[BRIEF]: Going through the entries, how many lines include the string "patients"? Answer only with the number.

[RECORD SET]:
□ □ □

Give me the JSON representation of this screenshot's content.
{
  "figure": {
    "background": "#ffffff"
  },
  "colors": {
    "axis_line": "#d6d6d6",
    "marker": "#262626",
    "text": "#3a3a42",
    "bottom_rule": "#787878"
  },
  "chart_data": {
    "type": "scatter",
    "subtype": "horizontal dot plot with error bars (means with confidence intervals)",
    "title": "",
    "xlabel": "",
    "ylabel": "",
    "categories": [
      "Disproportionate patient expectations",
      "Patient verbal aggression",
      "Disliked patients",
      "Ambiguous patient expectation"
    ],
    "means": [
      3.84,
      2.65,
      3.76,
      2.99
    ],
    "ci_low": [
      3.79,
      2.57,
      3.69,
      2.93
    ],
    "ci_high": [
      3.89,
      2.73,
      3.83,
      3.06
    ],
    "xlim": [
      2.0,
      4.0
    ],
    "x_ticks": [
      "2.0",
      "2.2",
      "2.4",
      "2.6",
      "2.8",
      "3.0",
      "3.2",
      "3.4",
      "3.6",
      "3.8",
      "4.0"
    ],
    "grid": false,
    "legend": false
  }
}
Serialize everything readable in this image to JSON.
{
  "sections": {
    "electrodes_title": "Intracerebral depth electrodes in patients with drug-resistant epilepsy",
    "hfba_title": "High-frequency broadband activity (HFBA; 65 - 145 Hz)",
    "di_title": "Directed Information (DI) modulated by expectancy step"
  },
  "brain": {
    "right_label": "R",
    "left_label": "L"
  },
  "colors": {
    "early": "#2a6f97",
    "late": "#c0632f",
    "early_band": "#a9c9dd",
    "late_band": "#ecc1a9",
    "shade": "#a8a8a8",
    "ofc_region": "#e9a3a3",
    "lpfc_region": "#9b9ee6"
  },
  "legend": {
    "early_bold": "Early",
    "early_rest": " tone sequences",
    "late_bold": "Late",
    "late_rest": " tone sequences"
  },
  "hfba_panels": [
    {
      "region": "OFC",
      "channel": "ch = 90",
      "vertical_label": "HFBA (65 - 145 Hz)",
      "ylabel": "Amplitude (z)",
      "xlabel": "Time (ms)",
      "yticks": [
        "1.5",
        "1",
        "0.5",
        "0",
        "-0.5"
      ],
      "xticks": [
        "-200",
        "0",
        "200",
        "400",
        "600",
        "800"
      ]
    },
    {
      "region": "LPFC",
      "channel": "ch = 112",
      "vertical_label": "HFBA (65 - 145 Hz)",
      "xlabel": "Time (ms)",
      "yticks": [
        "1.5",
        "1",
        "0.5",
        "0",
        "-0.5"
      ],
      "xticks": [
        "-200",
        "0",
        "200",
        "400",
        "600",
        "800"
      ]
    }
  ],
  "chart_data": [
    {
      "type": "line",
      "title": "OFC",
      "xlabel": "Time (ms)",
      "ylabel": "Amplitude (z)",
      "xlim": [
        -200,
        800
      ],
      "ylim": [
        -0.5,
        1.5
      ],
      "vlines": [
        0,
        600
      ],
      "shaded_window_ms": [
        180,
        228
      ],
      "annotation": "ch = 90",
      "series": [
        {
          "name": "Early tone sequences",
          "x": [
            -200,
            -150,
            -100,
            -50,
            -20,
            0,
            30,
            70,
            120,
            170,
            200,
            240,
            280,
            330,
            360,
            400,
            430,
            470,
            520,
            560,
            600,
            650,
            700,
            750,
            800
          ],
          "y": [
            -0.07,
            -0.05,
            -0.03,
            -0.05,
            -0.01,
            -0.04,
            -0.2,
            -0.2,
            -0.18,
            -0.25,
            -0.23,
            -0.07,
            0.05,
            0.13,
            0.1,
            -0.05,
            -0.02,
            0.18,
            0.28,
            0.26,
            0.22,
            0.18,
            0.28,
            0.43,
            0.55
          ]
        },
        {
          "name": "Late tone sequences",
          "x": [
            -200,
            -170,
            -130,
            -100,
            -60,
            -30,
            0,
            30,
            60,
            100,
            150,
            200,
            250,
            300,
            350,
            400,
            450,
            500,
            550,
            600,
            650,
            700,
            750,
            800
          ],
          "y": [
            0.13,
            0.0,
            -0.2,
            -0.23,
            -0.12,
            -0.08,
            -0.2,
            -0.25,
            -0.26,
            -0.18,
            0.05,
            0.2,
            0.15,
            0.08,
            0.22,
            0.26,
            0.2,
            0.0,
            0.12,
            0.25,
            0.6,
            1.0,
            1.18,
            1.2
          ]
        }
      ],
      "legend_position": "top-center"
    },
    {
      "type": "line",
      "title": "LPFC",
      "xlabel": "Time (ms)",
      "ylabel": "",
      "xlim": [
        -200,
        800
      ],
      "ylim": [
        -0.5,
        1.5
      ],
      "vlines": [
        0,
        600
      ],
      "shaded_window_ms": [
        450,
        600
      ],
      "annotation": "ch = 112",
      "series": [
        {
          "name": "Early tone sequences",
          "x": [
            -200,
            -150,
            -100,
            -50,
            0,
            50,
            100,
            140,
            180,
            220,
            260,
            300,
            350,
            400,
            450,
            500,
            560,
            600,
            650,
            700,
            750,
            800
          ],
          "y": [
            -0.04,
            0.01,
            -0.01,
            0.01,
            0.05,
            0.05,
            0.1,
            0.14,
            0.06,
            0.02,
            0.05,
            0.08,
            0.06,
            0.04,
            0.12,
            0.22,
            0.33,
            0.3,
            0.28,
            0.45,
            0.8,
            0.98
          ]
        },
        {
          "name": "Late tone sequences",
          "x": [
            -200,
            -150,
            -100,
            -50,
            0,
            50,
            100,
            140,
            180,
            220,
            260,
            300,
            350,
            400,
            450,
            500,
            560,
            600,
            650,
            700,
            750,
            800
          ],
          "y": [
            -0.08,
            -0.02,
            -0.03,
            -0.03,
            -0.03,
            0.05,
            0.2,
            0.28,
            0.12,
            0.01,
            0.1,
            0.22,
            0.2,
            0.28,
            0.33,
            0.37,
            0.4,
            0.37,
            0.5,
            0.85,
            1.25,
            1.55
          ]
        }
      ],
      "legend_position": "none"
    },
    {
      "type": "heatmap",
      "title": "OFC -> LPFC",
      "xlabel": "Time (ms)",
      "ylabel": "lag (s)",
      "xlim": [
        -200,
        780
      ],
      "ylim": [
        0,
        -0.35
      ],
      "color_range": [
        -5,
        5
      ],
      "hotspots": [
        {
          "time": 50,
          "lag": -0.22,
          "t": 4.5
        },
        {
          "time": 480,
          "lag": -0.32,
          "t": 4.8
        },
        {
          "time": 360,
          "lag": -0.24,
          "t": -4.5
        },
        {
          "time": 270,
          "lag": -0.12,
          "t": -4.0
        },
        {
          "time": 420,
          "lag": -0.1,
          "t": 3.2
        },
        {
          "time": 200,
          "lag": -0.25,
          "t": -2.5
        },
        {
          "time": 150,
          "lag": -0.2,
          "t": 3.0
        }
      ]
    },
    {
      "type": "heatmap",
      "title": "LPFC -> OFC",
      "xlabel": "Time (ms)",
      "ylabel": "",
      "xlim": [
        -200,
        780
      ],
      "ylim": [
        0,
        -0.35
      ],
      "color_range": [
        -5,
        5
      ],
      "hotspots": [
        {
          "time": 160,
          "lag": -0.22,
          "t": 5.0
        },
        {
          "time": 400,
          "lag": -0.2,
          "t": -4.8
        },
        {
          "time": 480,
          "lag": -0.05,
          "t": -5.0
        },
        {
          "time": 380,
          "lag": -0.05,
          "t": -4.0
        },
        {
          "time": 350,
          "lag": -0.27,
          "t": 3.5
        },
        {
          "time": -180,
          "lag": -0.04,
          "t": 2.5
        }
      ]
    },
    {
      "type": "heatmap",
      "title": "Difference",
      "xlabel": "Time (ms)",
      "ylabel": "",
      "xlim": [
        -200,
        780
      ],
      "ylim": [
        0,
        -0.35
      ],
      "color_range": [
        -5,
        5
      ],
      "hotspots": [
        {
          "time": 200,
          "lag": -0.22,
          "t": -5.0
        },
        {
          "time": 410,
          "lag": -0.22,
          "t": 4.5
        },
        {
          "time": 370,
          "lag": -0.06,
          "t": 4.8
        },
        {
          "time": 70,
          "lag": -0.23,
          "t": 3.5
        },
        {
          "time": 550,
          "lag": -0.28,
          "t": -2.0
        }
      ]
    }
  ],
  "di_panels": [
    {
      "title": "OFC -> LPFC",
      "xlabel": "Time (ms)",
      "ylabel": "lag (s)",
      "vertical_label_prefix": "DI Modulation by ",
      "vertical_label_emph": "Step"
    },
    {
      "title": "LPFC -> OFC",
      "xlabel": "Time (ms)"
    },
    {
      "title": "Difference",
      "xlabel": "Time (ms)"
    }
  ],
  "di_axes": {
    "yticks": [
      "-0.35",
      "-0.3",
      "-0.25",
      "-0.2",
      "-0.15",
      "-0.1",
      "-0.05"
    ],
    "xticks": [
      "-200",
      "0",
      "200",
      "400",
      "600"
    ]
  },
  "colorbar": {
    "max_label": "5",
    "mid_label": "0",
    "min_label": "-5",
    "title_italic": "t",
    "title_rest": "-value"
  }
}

□ □ □

[EXERCISE RESULT]: 2